**TASK DESCRIPTION:** Output the entries word for word. Omit images.

Collected data:

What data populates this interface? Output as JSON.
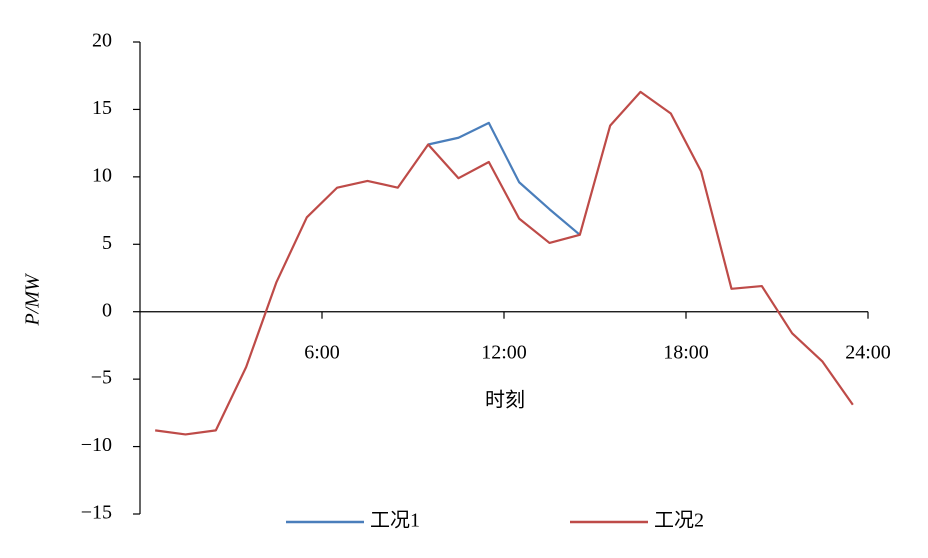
{
  "chart_data": {
    "type": "line",
    "x_label": "时刻",
    "y_label": "P/MW",
    "x": [
      0.5,
      1.5,
      2.5,
      3.5,
      4.5,
      5.5,
      6.5,
      7.5,
      8.5,
      9.5,
      10.5,
      11.5,
      12.5,
      13.5,
      14.5,
      15.5,
      16.5,
      17.5,
      18.5,
      19.5,
      20.5,
      21.5,
      22.5,
      23.5
    ],
    "series": [
      {
        "name": "工况1",
        "color": "#4a7ebb",
        "values": [
          null,
          null,
          null,
          null,
          null,
          null,
          null,
          null,
          null,
          12.4,
          12.9,
          14.0,
          9.6,
          7.6,
          5.7,
          null,
          null,
          null,
          null,
          null,
          null,
          null,
          null,
          null
        ]
      },
      {
        "name": "工况2",
        "color": "#be4b48",
        "values": [
          -8.8,
          -9.1,
          -8.8,
          -4.1,
          2.2,
          7.0,
          9.2,
          9.7,
          9.2,
          12.4,
          9.9,
          11.1,
          6.9,
          5.1,
          5.7,
          13.8,
          16.3,
          14.7,
          10.4,
          1.7,
          1.9,
          -1.6,
          -3.7,
          -6.9
        ]
      }
    ],
    "xlim": [
      0,
      24
    ],
    "xticks": [
      {
        "value": 6,
        "label": "6:00"
      },
      {
        "value": 12,
        "label": "12:00"
      },
      {
        "value": 18,
        "label": "18:00"
      },
      {
        "value": 24,
        "label": "24:00"
      }
    ],
    "ylim": [
      -15,
      20
    ],
    "yticks": [
      {
        "value": -15,
        "label": "−15"
      },
      {
        "value": -10,
        "label": "−10"
      },
      {
        "value": -5,
        "label": "−5"
      },
      0,
      5,
      10,
      15,
      20
    ],
    "grid": false,
    "legend": "bottom"
  }
}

**OUTPUT BELOW:**
What data populates this interface? Output as JSON.
{
  "chart_data": {
    "type": "line",
    "x_label": "时刻",
    "y_label": "P/MW",
    "x": [
      0.5,
      1.5,
      2.5,
      3.5,
      4.5,
      5.5,
      6.5,
      7.5,
      8.5,
      9.5,
      10.5,
      11.5,
      12.5,
      13.5,
      14.5,
      15.5,
      16.5,
      17.5,
      18.5,
      19.5,
      20.5,
      21.5,
      22.5,
      23.5
    ],
    "series": [
      {
        "name": "工况1",
        "color": "#4a7ebb",
        "values": [
          null,
          null,
          null,
          null,
          null,
          null,
          null,
          null,
          null,
          12.4,
          12.9,
          14.0,
          9.6,
          7.6,
          5.7,
          null,
          null,
          null,
          null,
          null,
          null,
          null,
          null,
          null
        ]
      },
      {
        "name": "工况2",
        "color": "#be4b48",
        "values": [
          -8.8,
          -9.1,
          -8.8,
          -4.1,
          2.2,
          7.0,
          9.2,
          9.7,
          9.2,
          12.4,
          9.9,
          11.1,
          6.9,
          5.1,
          5.7,
          13.8,
          16.3,
          14.7,
          10.4,
          1.7,
          1.9,
          -1.6,
          -3.7,
          -6.9
        ]
      }
    ],
    "xlim": [
      0,
      24
    ],
    "xticks": [
      {
        "value": 6,
        "label": "6:00"
      },
      {
        "value": 12,
        "label": "12:00"
      },
      {
        "value": 18,
        "label": "18:00"
      },
      {
        "value": 24,
        "label": "24:00"
      }
    ],
    "ylim": [
      -15,
      20
    ],
    "yticks": [
      {
        "value": -15,
        "label": "−15"
      },
      {
        "value": -10,
        "label": "−10"
      },
      {
        "value": -5,
        "label": "−5"
      },
      0,
      5,
      10,
      15,
      20
    ],
    "grid": false,
    "legend": "bottom"
  }
}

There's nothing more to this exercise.